● GOAL
Search the records for "Presione". Copy every line where it appears.

Saved entries:
■ ■ ■ ■

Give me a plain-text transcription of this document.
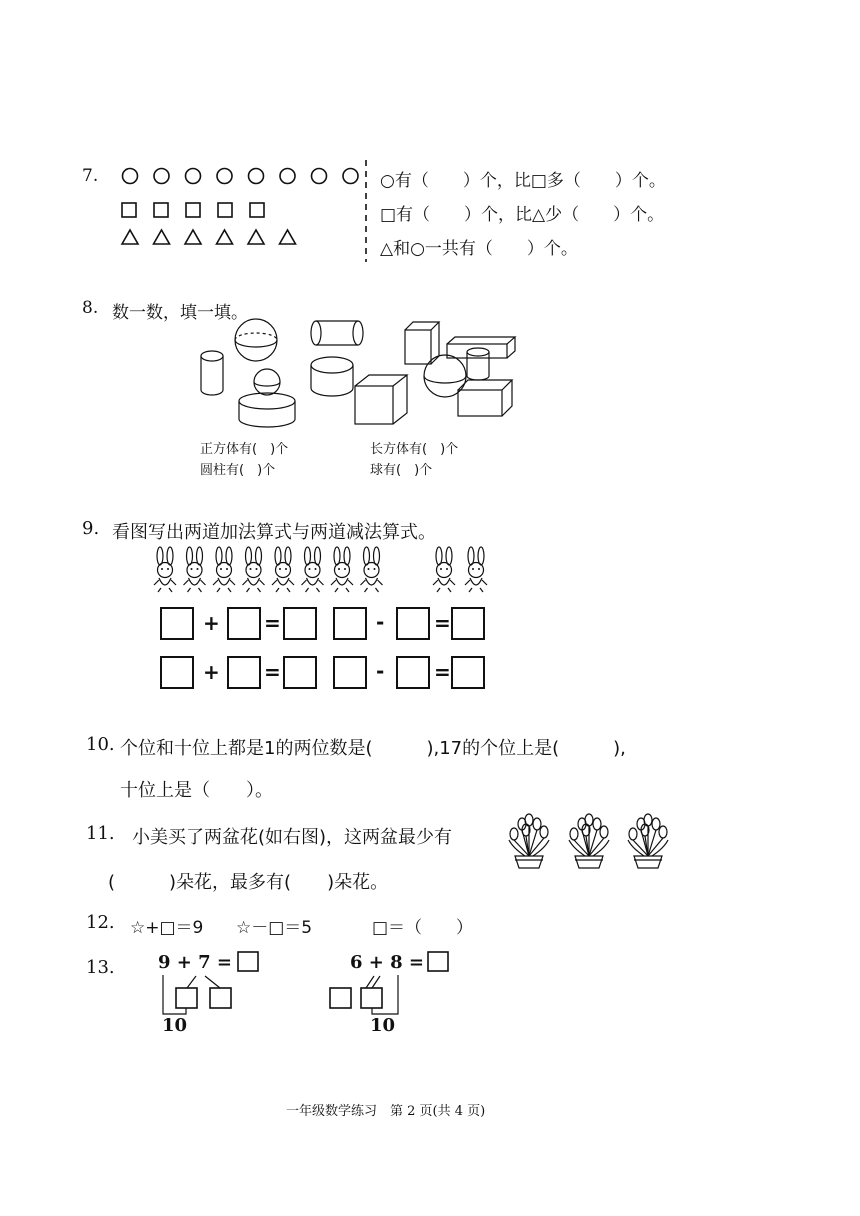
7.	○有（　　）个，比□多（　　）个。
□有（　　）个，比△少（　　）个。
△和○一共有（　　）个。
8. 数一数，填一填。
正方体有(　)个	长方体有(　)个
圆柱有(　)个	球有(　)个
9. 看图写出两道加法算式与两道减法算式。
+ =	- =
+ =	- =
10. 个位和十位上都是1的两位数是(　　　),17的个位上是(　　　),
十位上是（　　）。
11. 小美买了两盆花(如右图)，这两盆最少有
(　　　)朵花，最多有(　　)朵花。
12. ☆+□＝9 ☆－□＝5	□＝（　　）
13. 9 + 7 =	6 + 8 =
10	10
一年级数学练习　第 2 页(共 4 页)
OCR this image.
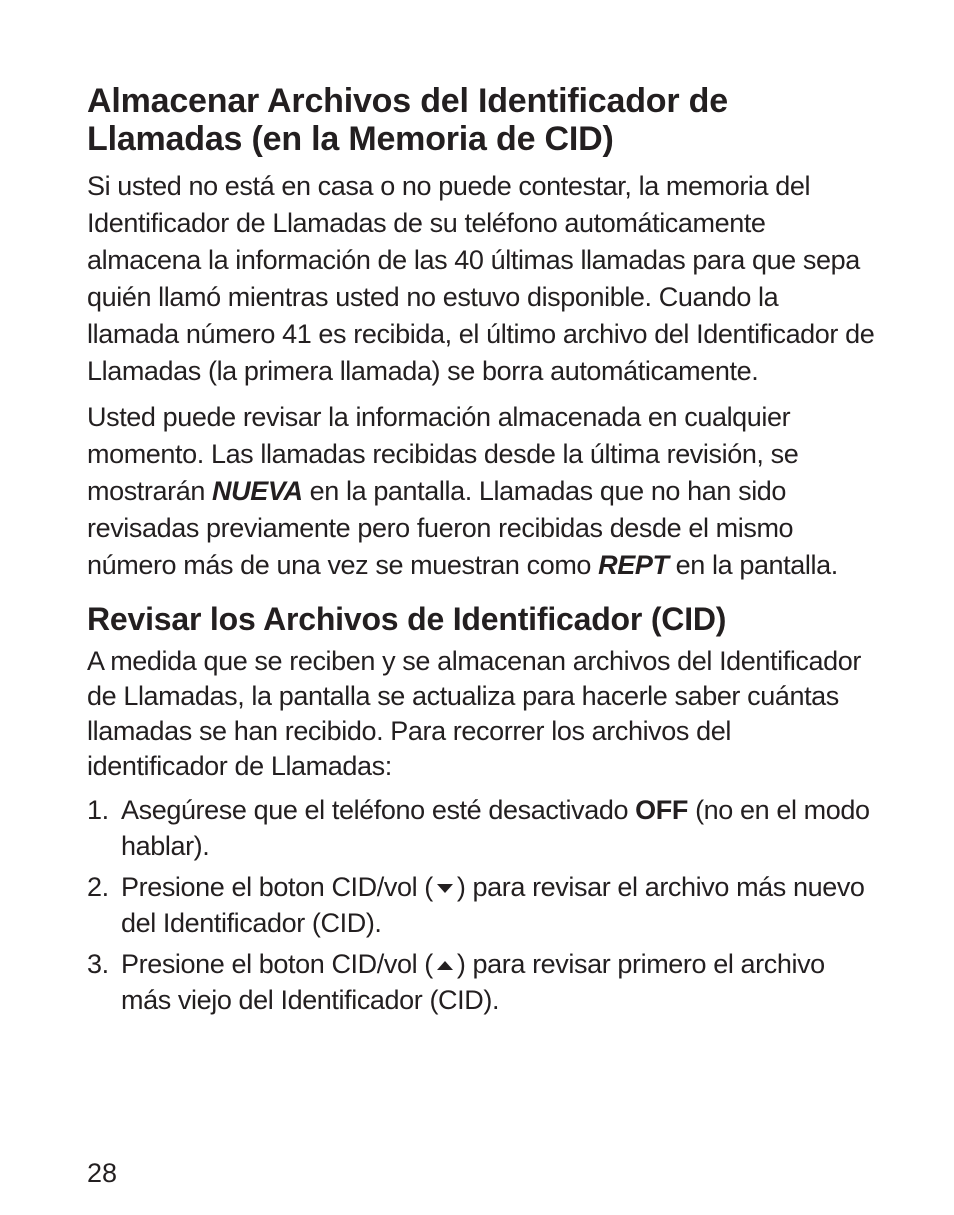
Almacenar Archivos del Identificador de
Llamadas (en la Memoria de CID)

Si usted no está en casa o no puede contestar, la memoria del Identificador de Llamadas de su teléfono automáticamente almacena la información de las 40 últimas llamadas para que sepa quién llamó mientras usted no estuvo disponible. Cuando la llamada número 41 es recibida, el último archivo del Identificador de Llamadas (la primera llamada) se borra automáticamente.

Usted puede revisar la información almacenada en cualquier momento. Las llamadas recibidas desde la última revisión, se mostrarán NUEVA en la pantalla. Llamadas que no han sido revisadas previamente pero fueron recibidas desde el mismo número más de una vez se muestran como REPT en la pantalla.

Revisar los Archivos de Identificador (CID)

A medida que se reciben y se almacenan archivos del Identificador de Llamadas, la pantalla se actualiza para hacerle saber cuántas llamadas se han recibido. Para recorrer los archivos del identificador de Llamadas:

1. Asegúrese que el teléfono esté desactivado OFF (no en el modo hablar).
2. Presione el boton CID/vol ( ) para revisar el archivo más nuevo del Identificador (CID).
3. Presione el boton CID/vol ( ) para revisar primero el archivo más viejo del Identificador (CID).
28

■ ■ ■ ■

● FULL OUTPUT
2. Presione el boton CID/vol ( ) para revisar el archivo más nuevo del Identificador (CID).
3. Presione el boton CID/vol ( ) para revisar primero el archivo más viejo del Identificador (CID).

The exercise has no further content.